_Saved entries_
++++

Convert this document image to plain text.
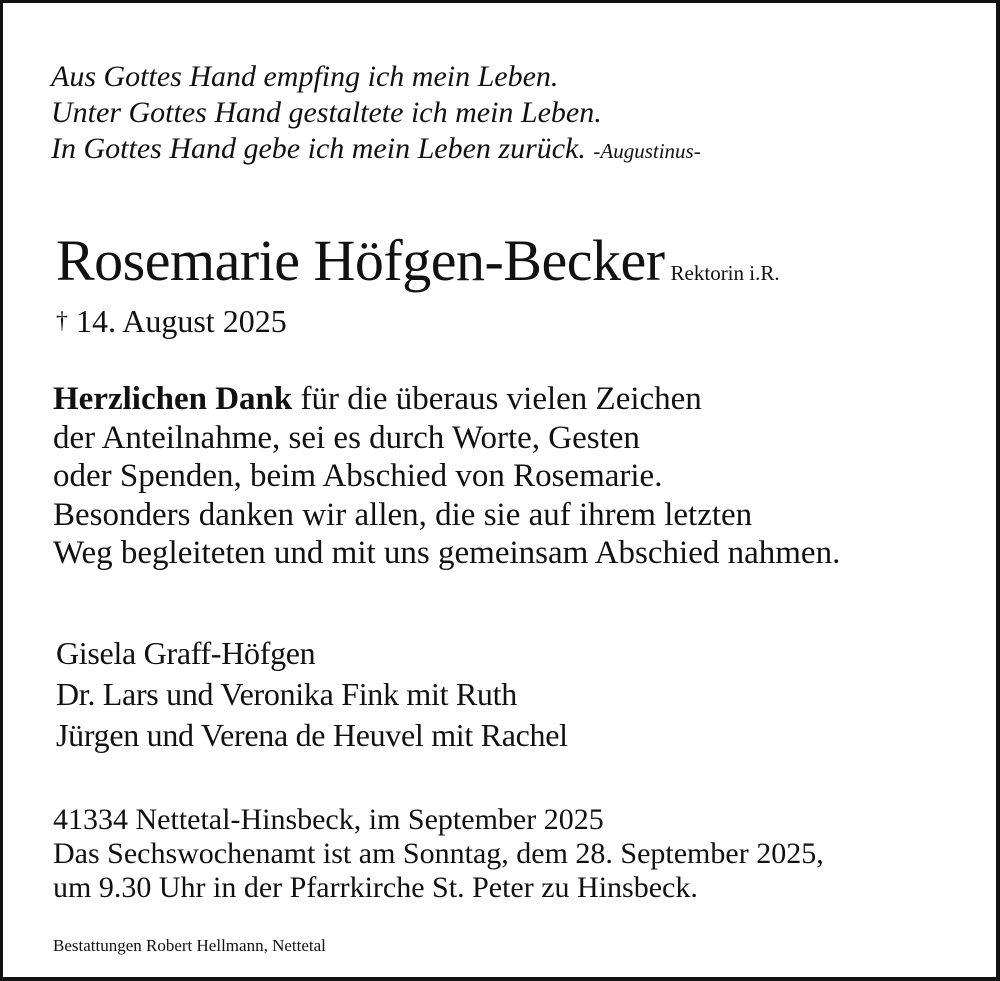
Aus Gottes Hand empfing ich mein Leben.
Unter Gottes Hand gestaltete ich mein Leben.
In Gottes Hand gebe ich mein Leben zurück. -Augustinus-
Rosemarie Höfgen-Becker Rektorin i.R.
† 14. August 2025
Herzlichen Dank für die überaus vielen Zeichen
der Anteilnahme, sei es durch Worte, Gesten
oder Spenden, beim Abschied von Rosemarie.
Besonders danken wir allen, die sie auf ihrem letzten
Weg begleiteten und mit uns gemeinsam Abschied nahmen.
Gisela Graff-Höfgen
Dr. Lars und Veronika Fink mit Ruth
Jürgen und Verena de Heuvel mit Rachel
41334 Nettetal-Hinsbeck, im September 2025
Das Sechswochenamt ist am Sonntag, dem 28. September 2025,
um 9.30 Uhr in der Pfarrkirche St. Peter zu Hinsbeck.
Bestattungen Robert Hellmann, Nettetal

++++

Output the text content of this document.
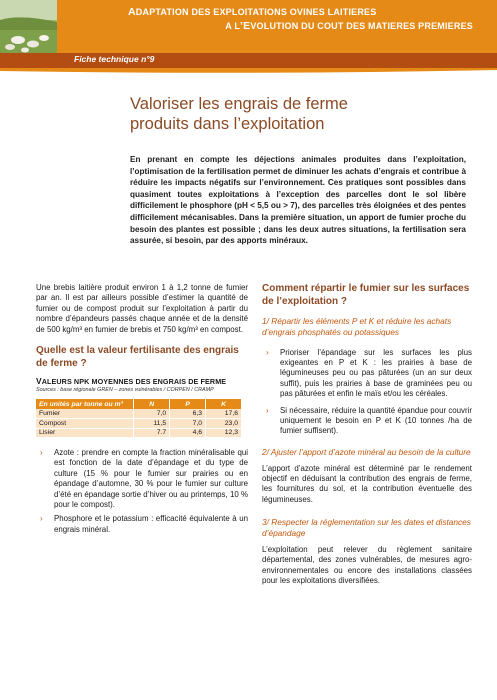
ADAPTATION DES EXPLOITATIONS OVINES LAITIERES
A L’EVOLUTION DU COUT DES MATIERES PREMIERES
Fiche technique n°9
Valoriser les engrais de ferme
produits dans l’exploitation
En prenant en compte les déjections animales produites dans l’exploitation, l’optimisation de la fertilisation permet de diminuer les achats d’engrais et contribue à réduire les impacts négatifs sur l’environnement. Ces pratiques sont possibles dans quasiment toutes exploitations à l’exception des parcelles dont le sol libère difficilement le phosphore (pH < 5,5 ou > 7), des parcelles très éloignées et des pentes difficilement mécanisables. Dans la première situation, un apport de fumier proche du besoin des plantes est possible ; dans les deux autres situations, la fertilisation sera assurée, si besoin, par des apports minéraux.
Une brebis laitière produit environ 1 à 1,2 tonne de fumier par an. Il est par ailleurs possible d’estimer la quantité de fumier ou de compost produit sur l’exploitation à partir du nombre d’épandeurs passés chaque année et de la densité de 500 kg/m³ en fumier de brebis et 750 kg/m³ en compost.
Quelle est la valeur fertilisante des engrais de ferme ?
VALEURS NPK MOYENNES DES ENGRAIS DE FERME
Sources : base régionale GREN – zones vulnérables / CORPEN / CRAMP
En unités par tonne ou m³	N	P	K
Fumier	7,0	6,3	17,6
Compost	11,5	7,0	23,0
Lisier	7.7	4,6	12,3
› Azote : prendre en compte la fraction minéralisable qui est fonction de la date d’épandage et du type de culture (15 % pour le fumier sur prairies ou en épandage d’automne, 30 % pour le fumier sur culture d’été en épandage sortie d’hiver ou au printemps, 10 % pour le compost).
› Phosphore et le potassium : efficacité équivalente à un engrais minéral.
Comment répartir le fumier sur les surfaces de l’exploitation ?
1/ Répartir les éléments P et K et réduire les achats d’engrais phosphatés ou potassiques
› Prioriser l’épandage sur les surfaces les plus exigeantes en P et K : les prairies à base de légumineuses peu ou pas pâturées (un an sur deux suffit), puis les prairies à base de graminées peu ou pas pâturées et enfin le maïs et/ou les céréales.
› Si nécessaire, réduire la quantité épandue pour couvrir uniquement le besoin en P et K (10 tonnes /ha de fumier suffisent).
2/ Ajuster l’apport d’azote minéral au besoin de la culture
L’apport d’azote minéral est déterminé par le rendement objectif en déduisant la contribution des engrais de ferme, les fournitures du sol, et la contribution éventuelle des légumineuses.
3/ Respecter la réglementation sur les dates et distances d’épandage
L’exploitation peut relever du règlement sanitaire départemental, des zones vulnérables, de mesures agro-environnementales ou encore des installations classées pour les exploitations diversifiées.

++++

_WORK INSTRUCTIONS_
Show the lines of the data that hold the word "Hinsbeck".

_ANSWER TO THIS TASK_
41334 Nettetal-Hinsbeck, im September 2025
um 9.30 Uhr in der Pfarrkirche St. Peter zu Hinsbeck.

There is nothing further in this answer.